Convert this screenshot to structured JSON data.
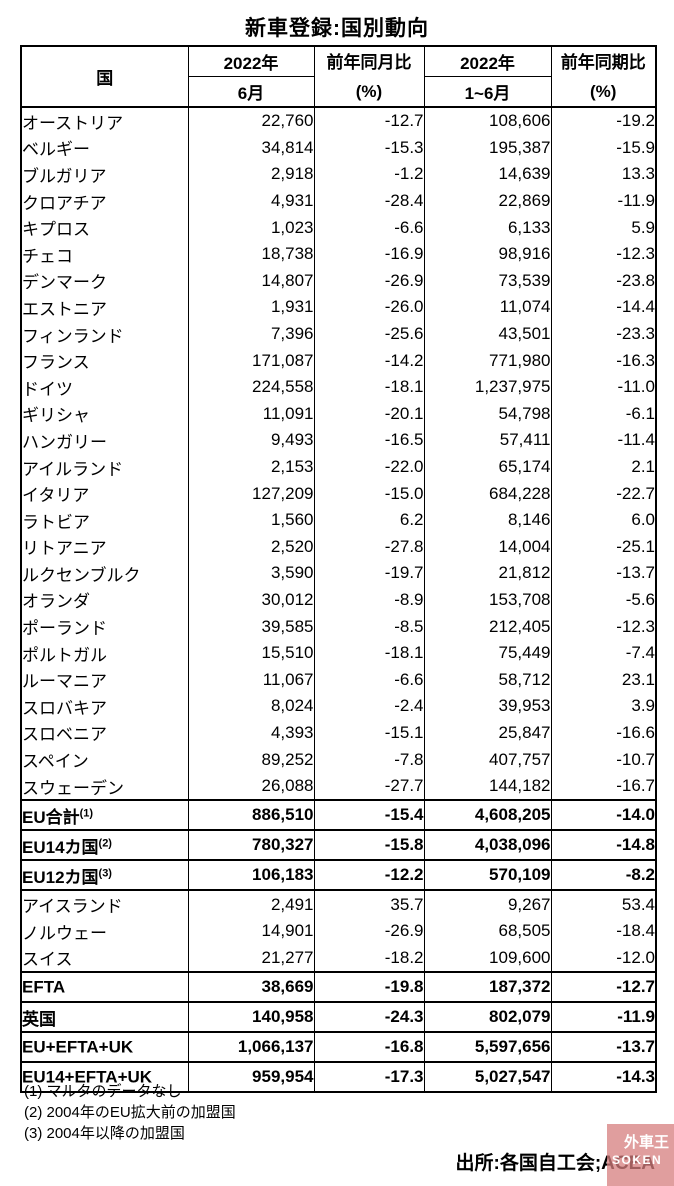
{
  "title": "新車登録:国別動向",
  "table": {
    "header": {
      "country": "国",
      "jun_year": "2022年",
      "jun_label": "6月",
      "yoy_month_label": "前年同月比",
      "yoy_month_unit": "(%)",
      "h1_year": "2022年",
      "h1_label": "1~6月",
      "yoy_period_label": "前年同期比",
      "yoy_period_unit": "(%)"
    },
    "rows": [
      {
        "label": "オーストリア",
        "sup": "",
        "jun": "22,760",
        "yoy_m": "-12.7",
        "h1": "108,606",
        "yoy_p": "-19.2",
        "bold": false
      },
      {
        "label": "ベルギー",
        "sup": "",
        "jun": "34,814",
        "yoy_m": "-15.3",
        "h1": "195,387",
        "yoy_p": "-15.9",
        "bold": false
      },
      {
        "label": "ブルガリア",
        "sup": "",
        "jun": "2,918",
        "yoy_m": "-1.2",
        "h1": "14,639",
        "yoy_p": "13.3",
        "bold": false
      },
      {
        "label": "クロアチア",
        "sup": "",
        "jun": "4,931",
        "yoy_m": "-28.4",
        "h1": "22,869",
        "yoy_p": "-11.9",
        "bold": false
      },
      {
        "label": "キプロス",
        "sup": "",
        "jun": "1,023",
        "yoy_m": "-6.6",
        "h1": "6,133",
        "yoy_p": "5.9",
        "bold": false
      },
      {
        "label": "チェコ",
        "sup": "",
        "jun": "18,738",
        "yoy_m": "-16.9",
        "h1": "98,916",
        "yoy_p": "-12.3",
        "bold": false
      },
      {
        "label": "デンマーク",
        "sup": "",
        "jun": "14,807",
        "yoy_m": "-26.9",
        "h1": "73,539",
        "yoy_p": "-23.8",
        "bold": false
      },
      {
        "label": "エストニア",
        "sup": "",
        "jun": "1,931",
        "yoy_m": "-26.0",
        "h1": "11,074",
        "yoy_p": "-14.4",
        "bold": false
      },
      {
        "label": "フィンランド",
        "sup": "",
        "jun": "7,396",
        "yoy_m": "-25.6",
        "h1": "43,501",
        "yoy_p": "-23.3",
        "bold": false
      },
      {
        "label": "フランス",
        "sup": "",
        "jun": "171,087",
        "yoy_m": "-14.2",
        "h1": "771,980",
        "yoy_p": "-16.3",
        "bold": false
      },
      {
        "label": "ドイツ",
        "sup": "",
        "jun": "224,558",
        "yoy_m": "-18.1",
        "h1": "1,237,975",
        "yoy_p": "-11.0",
        "bold": false
      },
      {
        "label": "ギリシャ",
        "sup": "",
        "jun": "11,091",
        "yoy_m": "-20.1",
        "h1": "54,798",
        "yoy_p": "-6.1",
        "bold": false
      },
      {
        "label": "ハンガリー",
        "sup": "",
        "jun": "9,493",
        "yoy_m": "-16.5",
        "h1": "57,411",
        "yoy_p": "-11.4",
        "bold": false
      },
      {
        "label": "アイルランド",
        "sup": "",
        "jun": "2,153",
        "yoy_m": "-22.0",
        "h1": "65,174",
        "yoy_p": "2.1",
        "bold": false
      },
      {
        "label": "イタリア",
        "sup": "",
        "jun": "127,209",
        "yoy_m": "-15.0",
        "h1": "684,228",
        "yoy_p": "-22.7",
        "bold": false
      },
      {
        "label": "ラトビア",
        "sup": "",
        "jun": "1,560",
        "yoy_m": "6.2",
        "h1": "8,146",
        "yoy_p": "6.0",
        "bold": false
      },
      {
        "label": "リトアニア",
        "sup": "",
        "jun": "2,520",
        "yoy_m": "-27.8",
        "h1": "14,004",
        "yoy_p": "-25.1",
        "bold": false
      },
      {
        "label": "ルクセンブルク",
        "sup": "",
        "jun": "3,590",
        "yoy_m": "-19.7",
        "h1": "21,812",
        "yoy_p": "-13.7",
        "bold": false
      },
      {
        "label": "オランダ",
        "sup": "",
        "jun": "30,012",
        "yoy_m": "-8.9",
        "h1": "153,708",
        "yoy_p": "-5.6",
        "bold": false
      },
      {
        "label": "ポーランド",
        "sup": "",
        "jun": "39,585",
        "yoy_m": "-8.5",
        "h1": "212,405",
        "yoy_p": "-12.3",
        "bold": false
      },
      {
        "label": "ポルトガル",
        "sup": "",
        "jun": "15,510",
        "yoy_m": "-18.1",
        "h1": "75,449",
        "yoy_p": "-7.4",
        "bold": false
      },
      {
        "label": "ルーマニア",
        "sup": "",
        "jun": "11,067",
        "yoy_m": "-6.6",
        "h1": "58,712",
        "yoy_p": "23.1",
        "bold": false
      },
      {
        "label": "スロバキア",
        "sup": "",
        "jun": "8,024",
        "yoy_m": "-2.4",
        "h1": "39,953",
        "yoy_p": "3.9",
        "bold": false
      },
      {
        "label": "スロベニア",
        "sup": "",
        "jun": "4,393",
        "yoy_m": "-15.1",
        "h1": "25,847",
        "yoy_p": "-16.6",
        "bold": false
      },
      {
        "label": "スペイン",
        "sup": "",
        "jun": "89,252",
        "yoy_m": "-7.8",
        "h1": "407,757",
        "yoy_p": "-10.7",
        "bold": false
      },
      {
        "label": "スウェーデン",
        "sup": "",
        "jun": "26,088",
        "yoy_m": "-27.7",
        "h1": "144,182",
        "yoy_p": "-16.7",
        "bold": false
      },
      {
        "label": "EU合計",
        "sup": "(1)",
        "jun": "886,510",
        "yoy_m": "-15.4",
        "h1": "4,608,205",
        "yoy_p": "-14.0",
        "bold": true
      },
      {
        "label": "EU14カ国",
        "sup": "(2)",
        "jun": "780,327",
        "yoy_m": "-15.8",
        "h1": "4,038,096",
        "yoy_p": "-14.8",
        "bold": true
      },
      {
        "label": "EU12カ国",
        "sup": "(3)",
        "jun": "106,183",
        "yoy_m": "-12.2",
        "h1": "570,109",
        "yoy_p": "-8.2",
        "bold": true
      },
      {
        "label": "アイスランド",
        "sup": "",
        "jun": "2,491",
        "yoy_m": "35.7",
        "h1": "9,267",
        "yoy_p": "53.4",
        "bold": false
      },
      {
        "label": "ノルウェー",
        "sup": "",
        "jun": "14,901",
        "yoy_m": "-26.9",
        "h1": "68,505",
        "yoy_p": "-18.4",
        "bold": false
      },
      {
        "label": "スイス",
        "sup": "",
        "jun": "21,277",
        "yoy_m": "-18.2",
        "h1": "109,600",
        "yoy_p": "-12.0",
        "bold": false
      },
      {
        "label": "EFTA",
        "sup": "",
        "jun": "38,669",
        "yoy_m": "-19.8",
        "h1": "187,372",
        "yoy_p": "-12.7",
        "bold": true
      },
      {
        "label": "英国",
        "sup": "",
        "jun": "140,958",
        "yoy_m": "-24.3",
        "h1": "802,079",
        "yoy_p": "-11.9",
        "bold": true
      },
      {
        "label": "EU+EFTA+UK",
        "sup": "",
        "jun": "1,066,137",
        "yoy_m": "-16.8",
        "h1": "5,597,656",
        "yoy_p": "-13.7",
        "bold": true
      },
      {
        "label": "EU14+EFTA+UK",
        "sup": "",
        "jun": "959,954",
        "yoy_m": "-17.3",
        "h1": "5,027,547",
        "yoy_p": "-14.3",
        "bold": true
      }
    ]
  },
  "footnotes": [
    "(1) マルタのデータなし",
    "(2) 2004年のEU拡大前の加盟国",
    "(3) 2004年以降の加盟国"
  ],
  "source": "出所:各国自工会;ACEA",
  "watermark": {
    "line1": "外車王",
    "line2": "SOKEN",
    "color": "#d67e7e"
  }
}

···

Your task:
Reproduce all the records verbatim, excluding images.

Solved problem:
Convert this screenshot to structured JSON data.
{
  "title": "新車登録:国別動向",
  "table": {
    "header": {
      "country": "国",
      "jun_year": "2022年",
      "jun_label": "6月",
      "yoy_month_label": "前年同月比",
      "yoy_month_unit": "(%)",
      "h1_year": "2022年",
      "h1_label": "1~6月",
      "yoy_period_label": "前年同期比",
      "yoy_period_unit": "(%)"
    },
    "rows": [
      {
        "label": "オーストリア",
        "sup": "",
        "jun": "22,760",
        "yoy_m": "-12.7",
        "h1": "108,606",
        "yoy_p": "-19.2",
        "bold": false
      },
      {
        "label": "ベルギー",
        "sup": "",
        "jun": "34,814",
        "yoy_m": "-15.3",
        "h1": "195,387",
        "yoy_p": "-15.9",
        "bold": false
      },
      {
        "label": "ブルガリア",
        "sup": "",
        "jun": "2,918",
        "yoy_m": "-1.2",
        "h1": "14,639",
        "yoy_p": "13.3",
        "bold": false
      },
      {
        "label": "クロアチア",
        "sup": "",
        "jun": "4,931",
        "yoy_m": "-28.4",
        "h1": "22,869",
        "yoy_p": "-11.9",
        "bold": false
      },
      {
        "label": "キプロス",
        "sup": "",
        "jun": "1,023",
        "yoy_m": "-6.6",
        "h1": "6,133",
        "yoy_p": "5.9",
        "bold": false
      },
      {
        "label": "チェコ",
        "sup": "",
        "jun": "18,738",
        "yoy_m": "-16.9",
        "h1": "98,916",
        "yoy_p": "-12.3",
        "bold": false
      },
      {
        "label": "デンマーク",
        "sup": "",
        "jun": "14,807",
        "yoy_m": "-26.9",
        "h1": "73,539",
        "yoy_p": "-23.8",
        "bold": false
      },
      {
        "label": "エストニア",
        "sup": "",
        "jun": "1,931",
        "yoy_m": "-26.0",
        "h1": "11,074",
        "yoy_p": "-14.4",
        "bold": false
      },
      {
        "label": "フィンランド",
        "sup": "",
        "jun": "7,396",
        "yoy_m": "-25.6",
        "h1": "43,501",
        "yoy_p": "-23.3",
        "bold": false
      },
      {
        "label": "フランス",
        "sup": "",
        "jun": "171,087",
        "yoy_m": "-14.2",
        "h1": "771,980",
        "yoy_p": "-16.3",
        "bold": false
      },
      {
        "label": "ドイツ",
        "sup": "",
        "jun": "224,558",
        "yoy_m": "-18.1",
        "h1": "1,237,975",
        "yoy_p": "-11.0",
        "bold": false
      },
      {
        "label": "ギリシャ",
        "sup": "",
        "jun": "11,091",
        "yoy_m": "-20.1",
        "h1": "54,798",
        "yoy_p": "-6.1",
        "bold": false
      },
      {
        "label": "ハンガリー",
        "sup": "",
        "jun": "9,493",
        "yoy_m": "-16.5",
        "h1": "57,411",
        "yoy_p": "-11.4",
        "bold": false
      },
      {
        "label": "アイルランド",
        "sup": "",
        "jun": "2,153",
        "yoy_m": "-22.0",
        "h1": "65,174",
        "yoy_p": "2.1",
        "bold": false
      },
      {
        "label": "イタリア",
        "sup": "",
        "jun": "127,209",
        "yoy_m": "-15.0",
        "h1": "684,228",
        "yoy_p": "-22.7",
        "bold": false
      },
      {
        "label": "ラトビア",
        "sup": "",
        "jun": "1,560",
        "yoy_m": "6.2",
        "h1": "8,146",
        "yoy_p": "6.0",
        "bold": false
      },
      {
        "label": "リトアニア",
        "sup": "",
        "jun": "2,520",
        "yoy_m": "-27.8",
        "h1": "14,004",
        "yoy_p": "-25.1",
        "bold": false
      },
      {
        "label": "ルクセンブルク",
        "sup": "",
        "jun": "3,590",
        "yoy_m": "-19.7",
        "h1": "21,812",
        "yoy_p": "-13.7",
        "bold": false
      },
      {
        "label": "オランダ",
        "sup": "",
        "jun": "30,012",
        "yoy_m": "-8.9",
        "h1": "153,708",
        "yoy_p": "-5.6",
        "bold": false
      },
      {
        "label": "ポーランド",
        "sup": "",
        "jun": "39,585",
        "yoy_m": "-8.5",
        "h1": "212,405",
        "yoy_p": "-12.3",
        "bold": false
      },
      {
        "label": "ポルトガル",
        "sup": "",
        "jun": "15,510",
        "yoy_m": "-18.1",
        "h1": "75,449",
        "yoy_p": "-7.4",
        "bold": false
      },
      {
        "label": "ルーマニア",
        "sup": "",
        "jun": "11,067",
        "yoy_m": "-6.6",
        "h1": "58,712",
        "yoy_p": "23.1",
        "bold": false
      },
      {
        "label": "スロバキア",
        "sup": "",
        "jun": "8,024",
        "yoy_m": "-2.4",
        "h1": "39,953",
        "yoy_p": "3.9",
        "bold": false
      },
      {
        "label": "スロベニア",
        "sup": "",
        "jun": "4,393",
        "yoy_m": "-15.1",
        "h1": "25,847",
        "yoy_p": "-16.6",
        "bold": false
      },
      {
        "label": "スペイン",
        "sup": "",
        "jun": "89,252",
        "yoy_m": "-7.8",
        "h1": "407,757",
        "yoy_p": "-10.7",
        "bold": false
      },
      {
        "label": "スウェーデン",
        "sup": "",
        "jun": "26,088",
        "yoy_m": "-27.7",
        "h1": "144,182",
        "yoy_p": "-16.7",
        "bold": false
      },
      {
        "label": "EU合計",
        "sup": "(1)",
        "jun": "886,510",
        "yoy_m": "-15.4",
        "h1": "4,608,205",
        "yoy_p": "-14.0",
        "bold": true
      },
      {
        "label": "EU14カ国",
        "sup": "(2)",
        "jun": "780,327",
        "yoy_m": "-15.8",
        "h1": "4,038,096",
        "yoy_p": "-14.8",
        "bold": true
      },
      {
        "label": "EU12カ国",
        "sup": "(3)",
        "jun": "106,183",
        "yoy_m": "-12.2",
        "h1": "570,109",
        "yoy_p": "-8.2",
        "bold": true
      },
      {
        "label": "アイスランド",
        "sup": "",
        "jun": "2,491",
        "yoy_m": "35.7",
        "h1": "9,267",
        "yoy_p": "53.4",
        "bold": false
      },
      {
        "label": "ノルウェー",
        "sup": "",
        "jun": "14,901",
        "yoy_m": "-26.9",
        "h1": "68,505",
        "yoy_p": "-18.4",
        "bold": false
      },
      {
        "label": "スイス",
        "sup": "",
        "jun": "21,277",
        "yoy_m": "-18.2",
        "h1": "109,600",
        "yoy_p": "-12.0",
        "bold": false
      },
      {
        "label": "EFTA",
        "sup": "",
        "jun": "38,669",
        "yoy_m": "-19.8",
        "h1": "187,372",
        "yoy_p": "-12.7",
        "bold": true
      },
      {
        "label": "英国",
        "sup": "",
        "jun": "140,958",
        "yoy_m": "-24.3",
        "h1": "802,079",
        "yoy_p": "-11.9",
        "bold": true
      },
      {
        "label": "EU+EFTA+UK",
        "sup": "",
        "jun": "1,066,137",
        "yoy_m": "-16.8",
        "h1": "5,597,656",
        "yoy_p": "-13.7",
        "bold": true
      },
      {
        "label": "EU14+EFTA+UK",
        "sup": "",
        "jun": "959,954",
        "yoy_m": "-17.3",
        "h1": "5,027,547",
        "yoy_p": "-14.3",
        "bold": true
      }
    ]
  },
  "footnotes": [
    "(1) マルタのデータなし",
    "(2) 2004年のEU拡大前の加盟国",
    "(3) 2004年以降の加盟国"
  ],
  "source": "出所:各国自工会;ACEA",
  "watermark": {
    "line1": "外車王",
    "line2": "SOKEN",
    "color": "#d67e7e"
  }
}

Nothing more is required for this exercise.